*TEXT TO READ*
━━━━

5.   If thus not in velocity, then what may be in the composition that it should act so differently for different wavelengths?  Or if not in the composition, what is in the sum retardation that it affects the angle at which a wave may turn more sharply, other than by velocity?

6. The answer is in the measure of the wave.  It is in the different individual lengths of the waves that they disperse, and not in the velocity.  For does not a different length also provide a different incidence?

7. Accordingly, it is incidence, which determines the dispersion of light irrelevant of the velocity in the sum retardation thereof.

1. Illustration figure 18-3, presents the correct principle of refraction.  The cause is first of all divided into two factors, which are "velocity" and "incidence".  Each of these then is twofold, velocity is coupled with the composition to make for a sum retardation.

2. And once this is done, velocity no longer remains as velocity taken from a single constant, like the speed of light in free space, but from the sum retardation between the two media's - by which the computation applies.

3. Notice by figure 18-3 how A2 the blue length turns shorter to A-1, because the angle, or wave-length is shorter.

4.   The second factor, "incidence", is twofold in the fact that there are always two incidences to be found, the incidence of the wave as a whole (Figure 18-3, BC),  and the "wave-form" incidence (Figure 18-3, BD) for the red, and BE for the blue).

5. The angle of refraction is then proportional to the incidence, while dispersion is proportional to the sum difference in the wavelengths.

6. For now note how both the red and blue (BD and BE) came upon the composition as a single incidence BC.  And while both arrive at the same speed and encounter the same composition it nonetheless in the final end is different for the two individual waves.

7. As then per example the red wave AG passes into the composition by the example of passing straight on, it marks a dispersion A to A1, while the blue AF also in a same straight line marks a dispersion A to A2 noting a separation of the two waves A1 to A2.

━━━━

*DATA SHOWN*

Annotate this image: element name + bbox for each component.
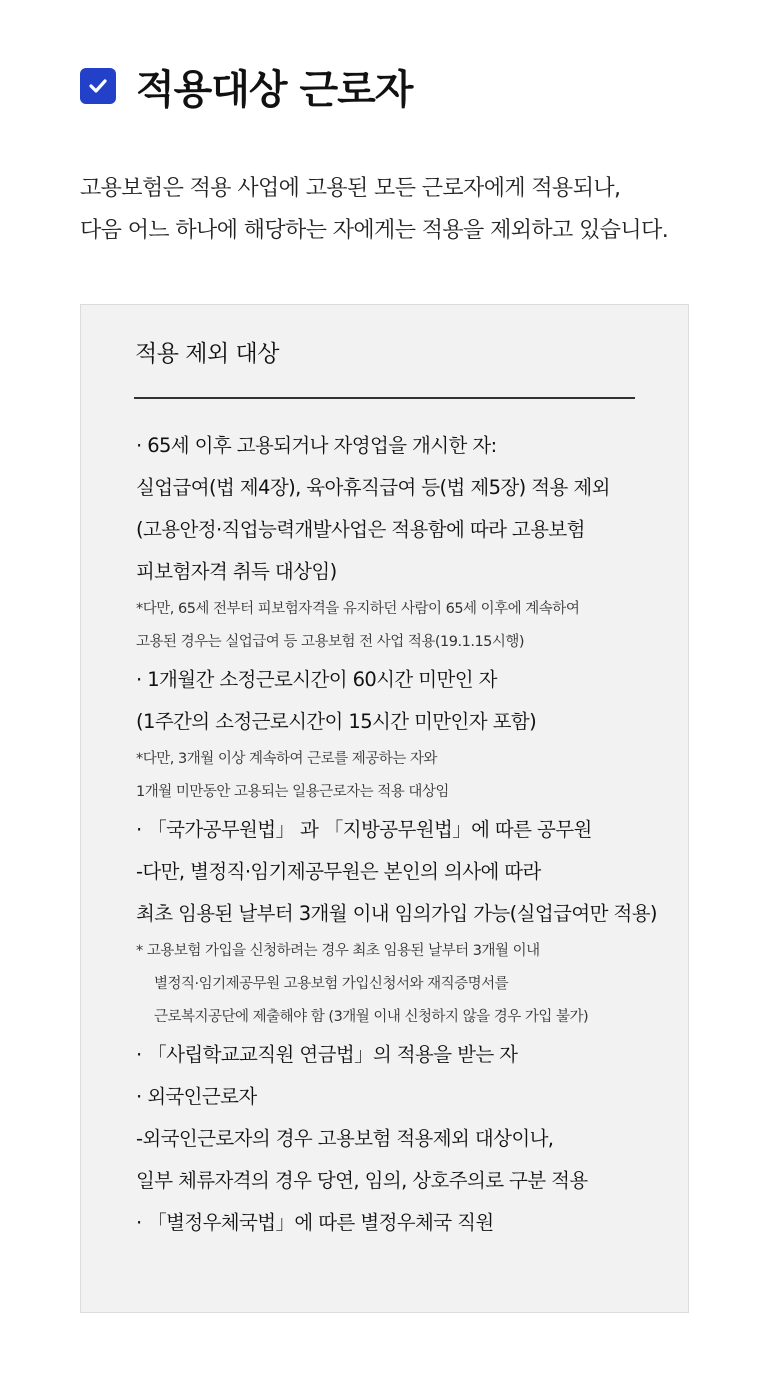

━━━━

*WHAT THIS EXERCISE ASKS*
1. In the text on refraction, into which two factors is the cause of refraction first divided?
2. Extend the text on refraction and dispersion past its final sentence, keeping its numbered paragraphs and style.

*REPLIES*
1. Velocity and incidence.

2.
8.   The illustration figure 18-3 shows 3000 Angstroms variation (tangent X), wherefore the dispersion A1 to A2 will likewise be in a degree corresponding to the 3000 Angstroms.

9. However much therefore the wavelength variation is in the un-coming waves - the degree of dispersion will always be proportional since the dispersion is linked directly to the sum variation of the wavelength.

Form of a wave

1. By figure 18-4, a single wavelet has its length as WL, while WXL is the form of the wave around a tubular width (tubular width being WM).  Since then light is "carried" or transposed by and upon a media, - it are the engines of that media which gives the waveform its linear velocity.  (so said)

2. This, in the nature in which we live - has shown itself to be of a constant value, a speed equal to 300.000-km/sec (c).   (The c is more or less assumed until we determine the exact amplitude of the wave from which by its length and relative velocity, the factual constant can be established.)

3.   If therefore we take any part of that wavelet, such as point Q, that particular part, as every other part, travels forward at a constant velocity which is the velocity of constant - noted c and/or (c4).  ...

4. But how fast would this wavelet be transposed if we measured the same by distance in time, which is to say - by a linear length in a given unit of time?  This velocity would then be called a "relative" velocity, (R).

5. For is it not conclusive that when the light has a constant velocity passing WXL, that said distance is greater than distance WL, wherefore the measured or relative (r) velocity - (WL) - is always less than the constant by the tubular width of the wave?

6. If line WXL were laid out in a perfectly straight line, points (W), and (L) would have to be further apart to accommodate that new longer length.

7.   As then in the first instance the velocity (r) between (W) and (L) was less than 300.000 km/sec, here in the second instance, the velocity (on the longer length (WL) will increase to 300.000 km/sec, it will in fact be (c), the same as the constant, with the timing remaining the same for both instances.  All this because light rides at a constant velocity of 300.000 km/sec.

8. If therefore the line is laid-out straight, or the light is able to travel straight on, - its velocity as a relative factor will be found at c.  If on the other hand it must twist itself around a tubular width (as it always does) its velocity in the relative factor will be reduced by the tubular width.

9. However more dense then the composition is so much the greater the tubular width will be, and consequently so much the lower its relative velocity will be.

10. There now may be an error here, in where I said; "however more dense the composition so much the greater the tubular width." For it could also be that as the wavelet passes not increasing it tubular width, it simply compresses itself into more turns per given length, in which case the wavelength (crest to crest measure) is less.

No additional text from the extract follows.